**WHAT THE TASK REQUIRES**
Each entry below is to be transcribed exactly.

**DATA EXCERPTS**

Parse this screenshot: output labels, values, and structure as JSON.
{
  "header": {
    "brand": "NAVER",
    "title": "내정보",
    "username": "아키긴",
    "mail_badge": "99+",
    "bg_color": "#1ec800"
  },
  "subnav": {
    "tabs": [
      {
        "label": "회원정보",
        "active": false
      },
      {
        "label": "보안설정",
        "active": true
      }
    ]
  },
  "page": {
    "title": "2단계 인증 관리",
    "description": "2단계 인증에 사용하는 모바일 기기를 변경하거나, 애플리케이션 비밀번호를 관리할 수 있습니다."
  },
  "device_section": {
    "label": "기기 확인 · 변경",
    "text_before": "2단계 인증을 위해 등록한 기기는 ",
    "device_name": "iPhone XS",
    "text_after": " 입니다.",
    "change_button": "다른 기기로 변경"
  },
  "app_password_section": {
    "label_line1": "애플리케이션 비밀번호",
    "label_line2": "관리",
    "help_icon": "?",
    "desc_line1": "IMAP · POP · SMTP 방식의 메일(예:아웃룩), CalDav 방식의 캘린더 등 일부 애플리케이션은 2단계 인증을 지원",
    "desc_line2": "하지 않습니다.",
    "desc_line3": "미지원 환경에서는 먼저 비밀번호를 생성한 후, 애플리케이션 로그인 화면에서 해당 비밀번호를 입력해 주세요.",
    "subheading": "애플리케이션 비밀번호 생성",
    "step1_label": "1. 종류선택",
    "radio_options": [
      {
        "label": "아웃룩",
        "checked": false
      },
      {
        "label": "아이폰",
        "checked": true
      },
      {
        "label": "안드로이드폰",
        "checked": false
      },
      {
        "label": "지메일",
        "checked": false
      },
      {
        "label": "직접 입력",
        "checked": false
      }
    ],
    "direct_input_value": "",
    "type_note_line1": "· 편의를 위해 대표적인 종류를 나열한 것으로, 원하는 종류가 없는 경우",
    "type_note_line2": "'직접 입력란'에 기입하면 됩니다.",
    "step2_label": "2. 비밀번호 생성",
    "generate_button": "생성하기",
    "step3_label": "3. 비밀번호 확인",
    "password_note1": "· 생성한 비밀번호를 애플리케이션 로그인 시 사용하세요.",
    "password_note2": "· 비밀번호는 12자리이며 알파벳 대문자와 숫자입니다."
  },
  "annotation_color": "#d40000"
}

**SOLUTION FOR THIS TASK**
Parse this screenshot: output labels, values, and structure as JSON.
{
  "header": {
    "brand": "NAVER",
    "title": "내정보",
    "username": "아키긴",
    "mail_badge": "99+",
    "bg_color": "#1ec800"
  },
  "subnav": {
    "tabs": [
      {
        "label": "회원정보",
        "active": false
      },
      {
        "label": "보안설정",
        "active": true
      }
    ]
  },
  "page": {
    "title": "2단계 인증 관리",
    "description": "2단계 인증에 사용하는 모바일 기기를 변경하거나, 애플리케이션 비밀번호를 관리할 수 있습니다."
  },
  "device_section": {
    "label": "기기 확인 · 변경",
    "text_before": "2단계 인증을 위해 등록한 기기는 ",
    "device_name": "iPhone XS",
    "text_after": " 입니다.",
    "change_button": "다른 기기로 변경"
  },
  "app_password_section": {
    "label_line1": "애플리케이션 비밀번호",
    "label_line2": "관리",
    "help_icon": "?",
    "desc_line1": "IMAP · POP · SMTP 방식의 메일(예:아웃룩), CalDav 방식의 캘린더 등 일부 애플리케이션은 2단계 인증을 지원",
    "desc_line2": "하지 않습니다.",
    "desc_line3": "미지원 환경에서는 먼저 비밀번호를 생성한 후, 애플리케이션 로그인 화면에서 해당 비밀번호를 입력해 주세요.",
    "subheading": "애플리케이션 비밀번호 생성",
    "step1_label": "1. 종류선택",
    "radio_options": [
      {
        "label": "아웃룩",
        "checked": false
      },
      {
        "label": "아이폰",
        "checked": true
      },
      {
        "label": "안드로이드폰",
        "checked": false
      },
      {
        "label": "지메일",
        "checked": false
      },
      {
        "label": "직접 입력",
        "checked": false
      }
    ],
    "direct_input_value": "",
    "type_note_line1": "· 편의를 위해 대표적인 종류를 나열한 것으로, 원하는 종류가 없는 경우",
    "type_note_line2": "'직접 입력란'에 기입하면 됩니다.",
    "step2_label": "2. 비밀번호 생성",
    "generate_button": "생성하기",
    "step3_label": "3. 비밀번호 확인",
    "password_note1": "· 생성한 비밀번호를 애플리케이션 로그인 시 사용하세요.",
    "password_note2": "· 비밀번호는 12자리이며 알파벳 대문자와 숫자입니다."
  },
  "annotation_color": "#d40000"
}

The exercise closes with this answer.